# [TEXT BLOCK]
======

A valuation allowance has been applied to the future tax asset applicable to
the United States as it is no longer reasonable to assume that it will be
useful in the future, and the Canadian future tax asset has also been reduced
to its expected value to Pulse in future years, after the disposition of the
Terrapoint assets.
    The loss from discontinued operations for the fourth quarter of 2007 was
$1.3 million compared to a loss of $657,000 for the same period in 2006. The
most significant item affecting the Terrapoint business unit's results in the
fourth quarter of 2007 was the $1.1 million after-tax write-down of
Terrapoint's assets. This write-down was recorded based on additional
information garnered during the Terrapoint disposition process in the first
quarter of 2008.
    The net loss in 2007 was $5.0 million ($0.10 per share basic and diluted)
compared to a net loss of $3.3 million ($0.07 per share basic and diluted) for
2006. The Company had net earnings for the three months ended December 31,
2007 of $305,000 ($0.01 per share basic and diluted) compared to net earnings
of $1.3 million ($0.03 per share basic and diluted) for the same period in
2006. A significant factor contributing to the earnings decrease in both
periods was the write-down of Terrapoint assets of $6.0 million for the year,
including $1.3 million in the fourth quarter, and the increased expenses in
continuing operations highlighted above. When calculating the loss per share
for the years ended December 31, 2007 and 2006, the basic number of shares
outstanding was utilized as applying diluted shares would have the effect of
inappropriately decreasing the net loss per share.

======

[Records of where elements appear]
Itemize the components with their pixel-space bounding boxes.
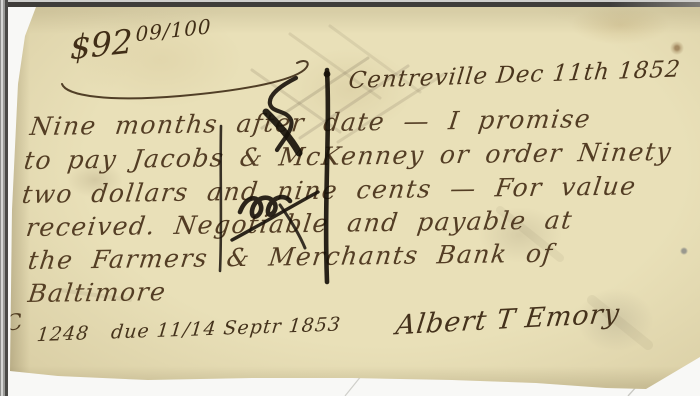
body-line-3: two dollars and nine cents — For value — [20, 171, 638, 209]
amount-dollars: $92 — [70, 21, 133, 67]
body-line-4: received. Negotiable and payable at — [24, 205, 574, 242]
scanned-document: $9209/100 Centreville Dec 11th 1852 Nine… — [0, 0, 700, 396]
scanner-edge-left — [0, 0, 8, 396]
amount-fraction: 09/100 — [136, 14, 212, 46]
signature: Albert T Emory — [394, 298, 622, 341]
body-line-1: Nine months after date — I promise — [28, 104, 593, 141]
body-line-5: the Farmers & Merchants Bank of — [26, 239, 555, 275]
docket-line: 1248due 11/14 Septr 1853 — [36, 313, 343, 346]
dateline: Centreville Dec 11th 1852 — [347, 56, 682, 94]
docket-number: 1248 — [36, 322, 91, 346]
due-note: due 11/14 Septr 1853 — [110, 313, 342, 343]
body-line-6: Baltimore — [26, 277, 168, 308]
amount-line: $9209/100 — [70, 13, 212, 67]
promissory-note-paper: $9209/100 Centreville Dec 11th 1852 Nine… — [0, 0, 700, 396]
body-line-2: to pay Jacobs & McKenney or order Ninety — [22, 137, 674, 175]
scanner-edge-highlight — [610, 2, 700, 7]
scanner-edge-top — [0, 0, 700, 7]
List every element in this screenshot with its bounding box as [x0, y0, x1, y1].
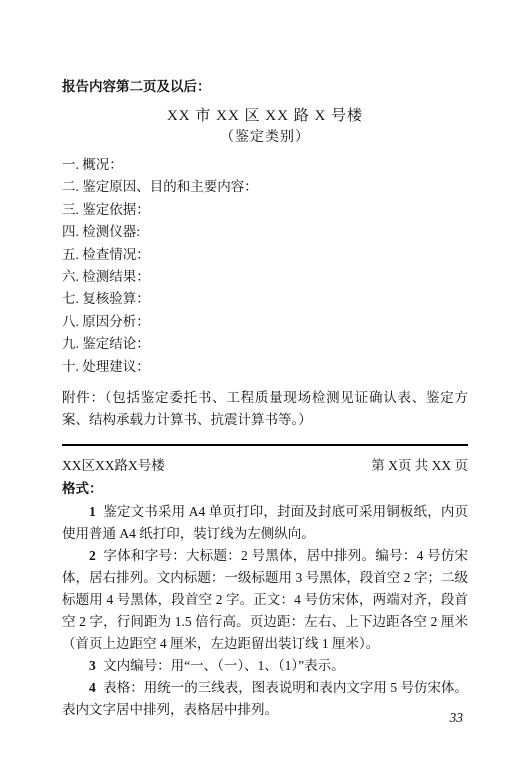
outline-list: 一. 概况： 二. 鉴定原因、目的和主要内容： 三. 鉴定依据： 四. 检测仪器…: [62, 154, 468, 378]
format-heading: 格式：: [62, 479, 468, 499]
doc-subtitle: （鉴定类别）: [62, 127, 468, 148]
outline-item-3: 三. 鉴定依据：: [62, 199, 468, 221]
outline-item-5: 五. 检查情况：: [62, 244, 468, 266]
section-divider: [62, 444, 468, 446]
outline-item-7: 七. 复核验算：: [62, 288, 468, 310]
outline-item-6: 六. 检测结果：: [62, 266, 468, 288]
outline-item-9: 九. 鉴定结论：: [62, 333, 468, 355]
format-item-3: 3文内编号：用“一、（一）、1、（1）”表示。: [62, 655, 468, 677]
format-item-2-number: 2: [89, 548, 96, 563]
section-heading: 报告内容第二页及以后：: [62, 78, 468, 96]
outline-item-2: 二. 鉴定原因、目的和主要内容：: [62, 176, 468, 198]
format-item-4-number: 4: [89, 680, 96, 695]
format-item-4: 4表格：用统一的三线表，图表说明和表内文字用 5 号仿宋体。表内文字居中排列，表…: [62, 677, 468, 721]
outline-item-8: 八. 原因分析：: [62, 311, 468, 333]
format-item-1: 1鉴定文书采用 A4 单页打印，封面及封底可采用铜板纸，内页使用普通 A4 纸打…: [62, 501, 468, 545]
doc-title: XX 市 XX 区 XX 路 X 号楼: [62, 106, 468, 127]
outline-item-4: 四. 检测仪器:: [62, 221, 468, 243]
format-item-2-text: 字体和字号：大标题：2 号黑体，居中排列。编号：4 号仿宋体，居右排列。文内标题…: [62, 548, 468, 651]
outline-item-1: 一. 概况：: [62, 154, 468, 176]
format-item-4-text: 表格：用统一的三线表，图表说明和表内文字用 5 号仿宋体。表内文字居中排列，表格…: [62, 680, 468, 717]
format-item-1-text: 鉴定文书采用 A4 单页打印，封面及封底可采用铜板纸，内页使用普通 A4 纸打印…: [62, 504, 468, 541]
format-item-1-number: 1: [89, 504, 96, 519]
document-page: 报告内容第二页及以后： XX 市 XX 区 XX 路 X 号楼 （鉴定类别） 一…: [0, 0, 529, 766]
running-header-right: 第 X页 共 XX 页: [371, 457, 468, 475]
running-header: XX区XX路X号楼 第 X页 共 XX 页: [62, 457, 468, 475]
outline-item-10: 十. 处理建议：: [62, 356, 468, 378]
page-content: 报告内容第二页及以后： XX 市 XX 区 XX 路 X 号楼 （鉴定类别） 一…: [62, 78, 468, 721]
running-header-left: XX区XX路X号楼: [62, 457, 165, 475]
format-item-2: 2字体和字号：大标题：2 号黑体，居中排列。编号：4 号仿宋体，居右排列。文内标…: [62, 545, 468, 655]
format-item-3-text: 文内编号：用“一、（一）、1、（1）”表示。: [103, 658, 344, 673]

======

# [WRITTEN REQUEST A]
Answer these questions from the Pulse results text:
(i) What was the loss from discontinued operations for the fourth quarter of 2006?
(ii) What was the net loss per share, basic and diluted, for 2007?
(iii) Why was the basic number of shares used when calculating the loss per share for 2007 and 2006?
# [WRITTEN REQUEST B]
Go on with the Pulse results text, starting after its final sentence.

# [TASK RESULT A]
(i) $657,000
(ii) $0.10
(iii) Applying diluted shares would have inappropriately decreased the net loss per share.

# [TASK RESULT B]
    Funds from continuing operations totalled $31.2 million ($0.61 per share
basic and diluted) for 2007 compared to $26.0 million ($0.55 per share basic
and $0.54 per share diluted) for 2006.
    Cash EBITDA for 2007 was $33.0 million compared to $26.5 million for
2006. The 24.8 percent year-over-year increase is attributable primarily to
the increase of 18.7 percent in total seismic revenue in 2007.
    At December 31, 2007 Pulse had working capital of $12.3 million compared
to working capital of $5.7 million at December 31, 2006.
    On July 27, 2007 Pulse closed a private placement financing of
6.44 million common shares at an issue price of $2.70 per common share for
total gross proceeds of $17,388,000 (the "offering"). Pulse used the proceeds
of the offering to finance a 3D seismic data acquisition of $11.1 million from
a joint venture partner and, subsequently, to partially fund a 3D seismic
participation survey program consisting of 248 net square kilometres in the
Deep Basin area of west-central Alberta.
    During 2007, the Company repurchased 610,000 common shares under its
Normal Course Issuer Bid at an average price of $2.86 per share, for a total
cost of $1.7 million.
    Pulse paid its eighteenth consecutive quarterly dividend on December 20,
2007. As per the September 21, 2007 announcement of a 33 percent increase in
the annual dividend rate from $0.15 to $0.20 per share, the quarterly dividend
was $0.05 per common share.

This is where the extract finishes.